Given instruction: Transcribe the entries that follow, word for word.

-- Start of Input --

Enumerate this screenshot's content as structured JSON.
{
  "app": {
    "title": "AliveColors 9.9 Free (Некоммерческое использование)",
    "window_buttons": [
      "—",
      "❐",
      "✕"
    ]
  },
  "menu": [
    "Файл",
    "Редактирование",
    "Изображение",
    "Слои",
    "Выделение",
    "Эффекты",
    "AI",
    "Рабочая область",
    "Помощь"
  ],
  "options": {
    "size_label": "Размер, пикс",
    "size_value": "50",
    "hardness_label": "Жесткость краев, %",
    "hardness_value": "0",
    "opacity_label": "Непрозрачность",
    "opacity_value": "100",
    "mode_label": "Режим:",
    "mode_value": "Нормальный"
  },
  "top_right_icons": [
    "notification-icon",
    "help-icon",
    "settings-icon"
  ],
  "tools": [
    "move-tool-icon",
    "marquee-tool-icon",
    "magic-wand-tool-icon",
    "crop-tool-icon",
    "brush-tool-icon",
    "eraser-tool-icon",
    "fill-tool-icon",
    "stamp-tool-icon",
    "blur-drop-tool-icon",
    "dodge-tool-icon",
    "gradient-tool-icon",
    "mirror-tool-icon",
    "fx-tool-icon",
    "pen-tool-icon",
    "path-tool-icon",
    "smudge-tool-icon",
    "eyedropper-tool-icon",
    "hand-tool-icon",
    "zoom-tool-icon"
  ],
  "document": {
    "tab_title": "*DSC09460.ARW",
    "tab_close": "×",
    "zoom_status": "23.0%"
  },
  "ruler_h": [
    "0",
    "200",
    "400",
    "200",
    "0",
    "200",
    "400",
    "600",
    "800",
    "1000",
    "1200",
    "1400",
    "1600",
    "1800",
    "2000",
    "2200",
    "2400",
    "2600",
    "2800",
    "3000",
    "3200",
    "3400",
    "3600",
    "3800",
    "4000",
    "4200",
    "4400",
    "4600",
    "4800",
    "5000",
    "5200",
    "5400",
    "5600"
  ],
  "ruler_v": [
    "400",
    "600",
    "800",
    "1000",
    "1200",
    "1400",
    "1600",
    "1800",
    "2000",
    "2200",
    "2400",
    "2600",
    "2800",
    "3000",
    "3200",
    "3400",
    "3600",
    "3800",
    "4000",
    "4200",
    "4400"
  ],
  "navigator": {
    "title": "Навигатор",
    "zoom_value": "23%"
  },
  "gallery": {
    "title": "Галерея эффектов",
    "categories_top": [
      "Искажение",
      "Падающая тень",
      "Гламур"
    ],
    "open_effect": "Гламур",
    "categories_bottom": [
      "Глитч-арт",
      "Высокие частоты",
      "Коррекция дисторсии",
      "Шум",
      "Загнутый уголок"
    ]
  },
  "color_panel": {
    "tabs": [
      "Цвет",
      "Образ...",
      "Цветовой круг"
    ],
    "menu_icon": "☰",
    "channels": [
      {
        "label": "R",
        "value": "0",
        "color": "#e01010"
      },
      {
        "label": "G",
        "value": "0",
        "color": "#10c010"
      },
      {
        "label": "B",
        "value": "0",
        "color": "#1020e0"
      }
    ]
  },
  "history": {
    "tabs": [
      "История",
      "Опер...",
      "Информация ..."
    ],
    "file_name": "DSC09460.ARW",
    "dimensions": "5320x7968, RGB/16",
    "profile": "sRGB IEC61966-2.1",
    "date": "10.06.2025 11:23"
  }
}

-- End of Input --

Task solution:
Enumerate this screenshot's content as structured JSON.
{
  "app": {
    "title": "AliveColors 9.9 Free (Некоммерческое использование)",
    "window_buttons": [
      "—",
      "❐",
      "✕"
    ]
  },
  "menu": [
    "Файл",
    "Редактирование",
    "Изображение",
    "Слои",
    "Выделение",
    "Эффекты",
    "AI",
    "Рабочая область",
    "Помощь"
  ],
  "options": {
    "size_label": "Размер, пикс",
    "size_value": "50",
    "hardness_label": "Жесткость краев, %",
    "hardness_value": "0",
    "opacity_label": "Непрозрачность",
    "opacity_value": "100",
    "mode_label": "Режим:",
    "mode_value": "Нормальный"
  },
  "top_right_icons": [
    "notification-icon",
    "help-icon",
    "settings-icon"
  ],
  "tools": [
    "move-tool-icon",
    "marquee-tool-icon",
    "magic-wand-tool-icon",
    "crop-tool-icon",
    "brush-tool-icon",
    "eraser-tool-icon",
    "fill-tool-icon",
    "stamp-tool-icon",
    "blur-drop-tool-icon",
    "dodge-tool-icon",
    "gradient-tool-icon",
    "mirror-tool-icon",
    "fx-tool-icon",
    "pen-tool-icon",
    "path-tool-icon",
    "smudge-tool-icon",
    "eyedropper-tool-icon",
    "hand-tool-icon",
    "zoom-tool-icon"
  ],
  "document": {
    "tab_title": "*DSC09460.ARW",
    "tab_close": "×",
    "zoom_status": "23.0%"
  },
  "ruler_h": [
    "0",
    "200",
    "400",
    "200",
    "0",
    "200",
    "400",
    "600",
    "800",
    "1000",
    "1200",
    "1400",
    "1600",
    "1800",
    "2000",
    "2200",
    "2400",
    "2600",
    "2800",
    "3000",
    "3200",
    "3400",
    "3600",
    "3800",
    "4000",
    "4200",
    "4400",
    "4600",
    "4800",
    "5000",
    "5200",
    "5400",
    "5600"
  ],
  "ruler_v": [
    "400",
    "600",
    "800",
    "1000",
    "1200",
    "1400",
    "1600",
    "1800",
    "2000",
    "2200",
    "2400",
    "2600",
    "2800",
    "3000",
    "3200",
    "3400",
    "3600",
    "3800",
    "4000",
    "4200",
    "4400"
  ],
  "navigator": {
    "title": "Навигатор",
    "zoom_value": "23%"
  },
  "gallery": {
    "title": "Галерея эффектов",
    "categories_top": [
      "Искажение",
      "Падающая тень",
      "Гламур"
    ],
    "open_effect": "Гламур",
    "categories_bottom": [
      "Глитч-арт",
      "Высокие частоты",
      "Коррекция дисторсии",
      "Шум",
      "Загнутый уголок"
    ]
  },
  "color_panel": {
    "tabs": [
      "Цвет",
      "Образ...",
      "Цветовой круг"
    ],
    "menu_icon": "☰",
    "channels": [
      {
        "label": "R",
        "value": "0",
        "color": "#e01010"
      },
      {
        "label": "G",
        "value": "0",
        "color": "#10c010"
      },
      {
        "label": "B",
        "value": "0",
        "color": "#1020e0"
      }
    ]
  },
  "history": {
    "tabs": [
      "История",
      "Опер...",
      "Информация ..."
    ],
    "file_name": "DSC09460.ARW",
    "dimensions": "5320x7968, RGB/16",
    "profile": "sRGB IEC61966-2.1",
    "date": "10.06.2025 11:23"
  }
}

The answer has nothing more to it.